WHAT YOU HAVE TO DO - Write out the full set of records exactly. Any pictures in them do not belong in the copy.

-- START DATASET ROWS --

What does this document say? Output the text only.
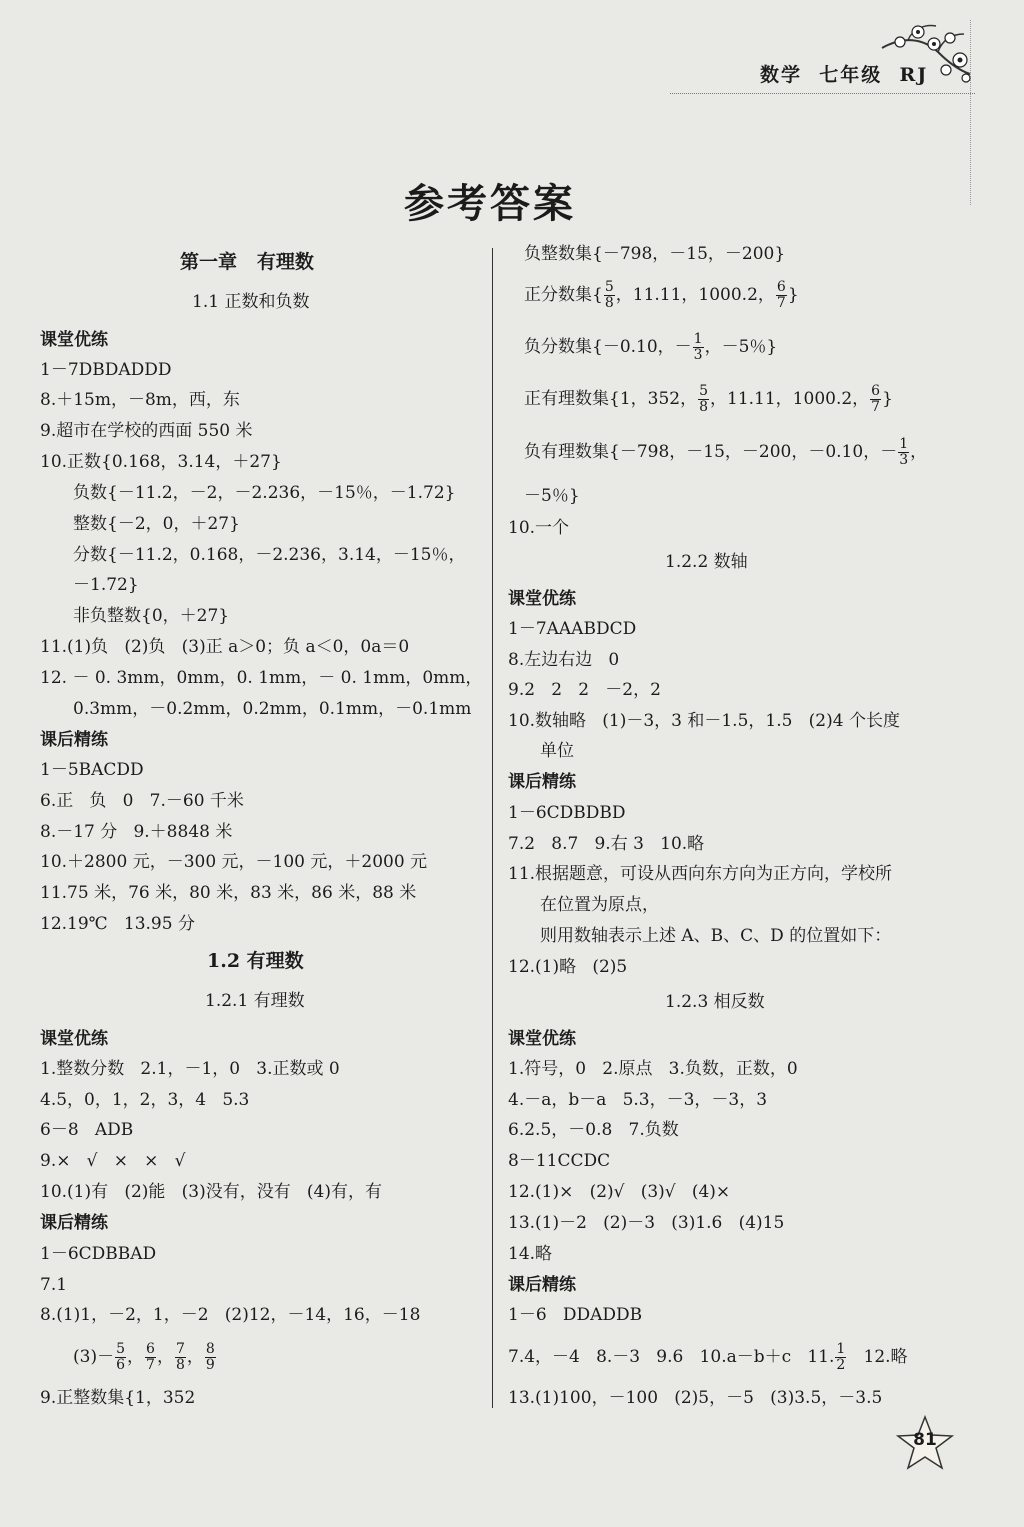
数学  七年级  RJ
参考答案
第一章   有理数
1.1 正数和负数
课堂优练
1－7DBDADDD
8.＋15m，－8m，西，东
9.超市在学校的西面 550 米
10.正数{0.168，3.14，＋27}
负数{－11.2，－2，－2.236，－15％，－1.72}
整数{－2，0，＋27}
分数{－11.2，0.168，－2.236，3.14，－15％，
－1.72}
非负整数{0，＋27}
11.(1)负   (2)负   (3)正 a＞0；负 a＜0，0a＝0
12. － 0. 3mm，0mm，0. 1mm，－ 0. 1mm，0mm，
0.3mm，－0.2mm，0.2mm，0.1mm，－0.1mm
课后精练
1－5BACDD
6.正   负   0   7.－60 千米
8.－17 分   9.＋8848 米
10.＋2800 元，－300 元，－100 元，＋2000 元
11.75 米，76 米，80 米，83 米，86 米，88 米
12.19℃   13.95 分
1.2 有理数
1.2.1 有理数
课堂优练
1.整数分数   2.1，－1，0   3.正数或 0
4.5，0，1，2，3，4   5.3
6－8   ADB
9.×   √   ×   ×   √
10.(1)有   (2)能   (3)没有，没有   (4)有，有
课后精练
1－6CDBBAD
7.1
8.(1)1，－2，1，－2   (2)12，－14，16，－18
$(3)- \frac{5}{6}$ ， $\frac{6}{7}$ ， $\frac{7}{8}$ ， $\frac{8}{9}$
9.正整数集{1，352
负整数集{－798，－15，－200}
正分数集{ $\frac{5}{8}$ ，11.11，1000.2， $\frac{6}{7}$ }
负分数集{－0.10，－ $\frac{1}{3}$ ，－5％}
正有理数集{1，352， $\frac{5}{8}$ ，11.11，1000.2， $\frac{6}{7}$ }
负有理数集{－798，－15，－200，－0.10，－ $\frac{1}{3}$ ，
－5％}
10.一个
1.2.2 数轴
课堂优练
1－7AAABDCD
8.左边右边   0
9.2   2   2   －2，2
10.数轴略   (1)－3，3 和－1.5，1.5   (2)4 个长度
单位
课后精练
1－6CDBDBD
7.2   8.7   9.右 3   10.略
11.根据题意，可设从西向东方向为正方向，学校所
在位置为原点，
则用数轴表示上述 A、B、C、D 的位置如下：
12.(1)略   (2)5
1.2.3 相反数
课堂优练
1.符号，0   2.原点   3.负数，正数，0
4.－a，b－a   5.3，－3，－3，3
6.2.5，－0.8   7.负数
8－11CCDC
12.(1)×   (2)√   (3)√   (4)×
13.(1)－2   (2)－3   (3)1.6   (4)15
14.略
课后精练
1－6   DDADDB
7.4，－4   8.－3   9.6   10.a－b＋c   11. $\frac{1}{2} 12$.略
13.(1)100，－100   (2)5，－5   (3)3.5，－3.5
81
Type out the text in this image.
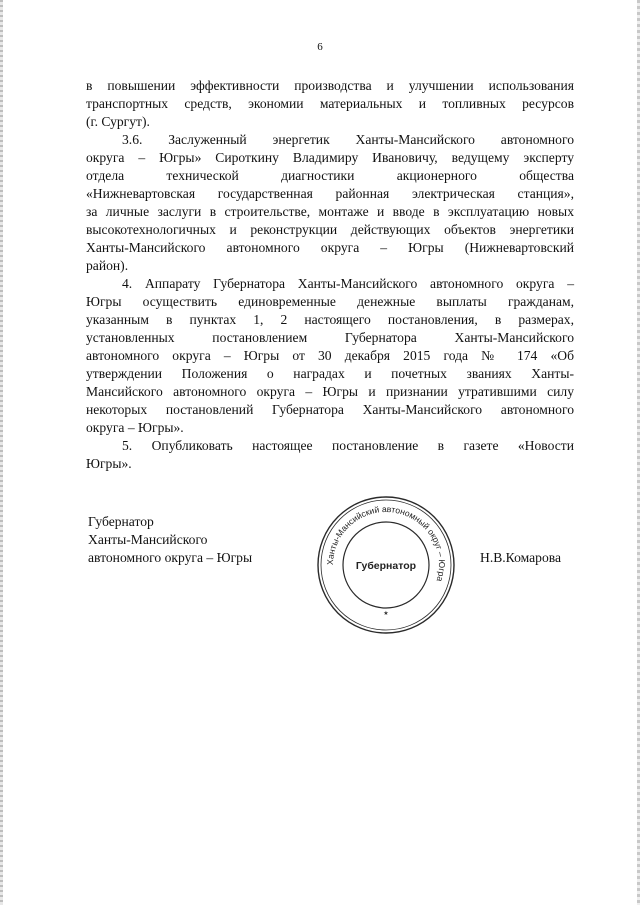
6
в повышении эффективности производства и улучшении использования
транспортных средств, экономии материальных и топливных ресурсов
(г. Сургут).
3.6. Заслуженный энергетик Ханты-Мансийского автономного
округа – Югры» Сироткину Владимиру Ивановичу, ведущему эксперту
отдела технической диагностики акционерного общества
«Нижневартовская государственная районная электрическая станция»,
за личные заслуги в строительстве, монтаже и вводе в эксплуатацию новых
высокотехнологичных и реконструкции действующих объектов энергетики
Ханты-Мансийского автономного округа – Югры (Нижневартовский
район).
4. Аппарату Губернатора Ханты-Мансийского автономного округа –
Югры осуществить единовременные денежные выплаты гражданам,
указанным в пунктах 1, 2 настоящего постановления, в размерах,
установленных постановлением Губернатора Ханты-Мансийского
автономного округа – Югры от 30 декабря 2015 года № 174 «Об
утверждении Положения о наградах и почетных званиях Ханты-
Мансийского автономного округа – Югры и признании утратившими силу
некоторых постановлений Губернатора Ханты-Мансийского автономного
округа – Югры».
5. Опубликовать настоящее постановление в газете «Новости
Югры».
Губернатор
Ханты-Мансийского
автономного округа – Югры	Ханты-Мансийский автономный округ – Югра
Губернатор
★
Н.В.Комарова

-- END DATASET ROWS --

COMPLETE ANSWER -
What does this document say? Output the text only.
数学  七年级  RJ
参考答案
第一章   有理数
1.1 正数和负数
课堂优练
1－7DBDADDD
8.＋15m，－8m，西，东
9.超市在学校的西面 550 米
10.正数{0.168，3.14，＋27}
负数{－11.2，－2，－2.236，－15％，－1.72}
整数{－2，0，＋27}
分数{－11.2，0.168，－2.236，3.14，－15％，
－1.72}
非负整数{0，＋27}
11.(1)负   (2)负   (3)正 a＞0；负 a＜0，0a＝0
12. － 0. 3mm，0mm，0. 1mm，－ 0. 1mm，0mm，
0.3mm，－0.2mm，0.2mm，0.1mm，－0.1mm
课后精练
1－5BACDD
6.正   负   0   7.－60 千米
8.－17 分   9.＋8848 米
10.＋2800 元，－300 元，－100 元，＋2000 元
11.75 米，76 米，80 米，83 米，86 米，88 米
12.19℃   13.95 分
1.2 有理数
1.2.1 有理数
课堂优练
1.整数分数   2.1，－1，0   3.正数或 0
4.5，0，1，2，3，4   5.3
6－8   ADB
9.×   √   ×   ×   √
10.(1)有   (2)能   (3)没有，没有   (4)有，有
课后精练
1－6CDBBAD
7.1
8.(1)1，－2，1，－2   (2)12，－14，16，－18
$(3)- \frac{5}{6}$ ， $\frac{6}{7}$ ， $\frac{7}{8}$ ， $\frac{8}{9}$
9.正整数集{1，352
负整数集{－798，－15，－200}
正分数集{ $\frac{5}{8}$ ，11.11，1000.2， $\frac{6}{7}$ }
负分数集{－0.10，－ $\frac{1}{3}$ ，－5％}
正有理数集{1，352， $\frac{5}{8}$ ，11.11，1000.2， $\frac{6}{7}$ }
负有理数集{－798，－15，－200，－0.10，－ $\frac{1}{3}$ ，
－5％}
10.一个
1.2.2 数轴
课堂优练
1－7AAABDCD
8.左边右边   0
9.2   2   2   －2，2
10.数轴略   (1)－3，3 和－1.5，1.5   (2)4 个长度
单位
课后精练
1－6CDBDBD
7.2   8.7   9.右 3   10.略
11.根据题意，可设从西向东方向为正方向，学校所
在位置为原点，
则用数轴表示上述 A、B、C、D 的位置如下：
12.(1)略   (2)5
1.2.3 相反数
课堂优练
1.符号，0   2.原点   3.负数，正数，0
4.－a，b－a   5.3，－3，－3，3
6.2.5，－0.8   7.负数
8－11CCDC
12.(1)×   (2)√   (3)√   (4)×
13.(1)－2   (2)－3   (3)1.6   (4)15
14.略
课后精练
1－6   DDADDB
7.4，－4   8.－3   9.6   10.a－b＋c   11. $\frac{1}{2} 12$.略
13.(1)100，－100   (2)5，－5   (3)3.5，－3.5
81
Type out the text in this image.
6
в повышении эффективности производства и улучшении использования
транспортных средств, экономии материальных и топливных ресурсов
(г. Сургут).
3.6. Заслуженный энергетик Ханты-Мансийского автономного
округа – Югры» Сироткину Владимиру Ивановичу, ведущему эксперту
отдела технической диагностики акционерного общества
«Нижневартовская государственная районная электрическая станция»,
за личные заслуги в строительстве, монтаже и вводе в эксплуатацию новых
высокотехнологичных и реконструкции действующих объектов энергетики
Ханты-Мансийского автономного округа – Югры (Нижневартовский
район).
4. Аппарату Губернатора Ханты-Мансийского автономного округа –
Югры осуществить единовременные денежные выплаты гражданам,
указанным в пунктах 1, 2 настоящего постановления, в размерах,
установленных постановлением Губернатора Ханты-Мансийского
автономного округа – Югры от 30 декабря 2015 года № 174 «Об
утверждении Положения о наградах и почетных званиях Ханты-
Мансийского автономного округа – Югры и признании утратившими силу
некоторых постановлений Губернатора Ханты-Мансийского автономного
округа – Югры».
5. Опубликовать настоящее постановление в газете «Новости
Югры».
Губернатор
Ханты-Мансийского
автономного округа – Югры	Ханты-Мансийский автономный округ – Югра
Губернатор
★
Н.В.Комарова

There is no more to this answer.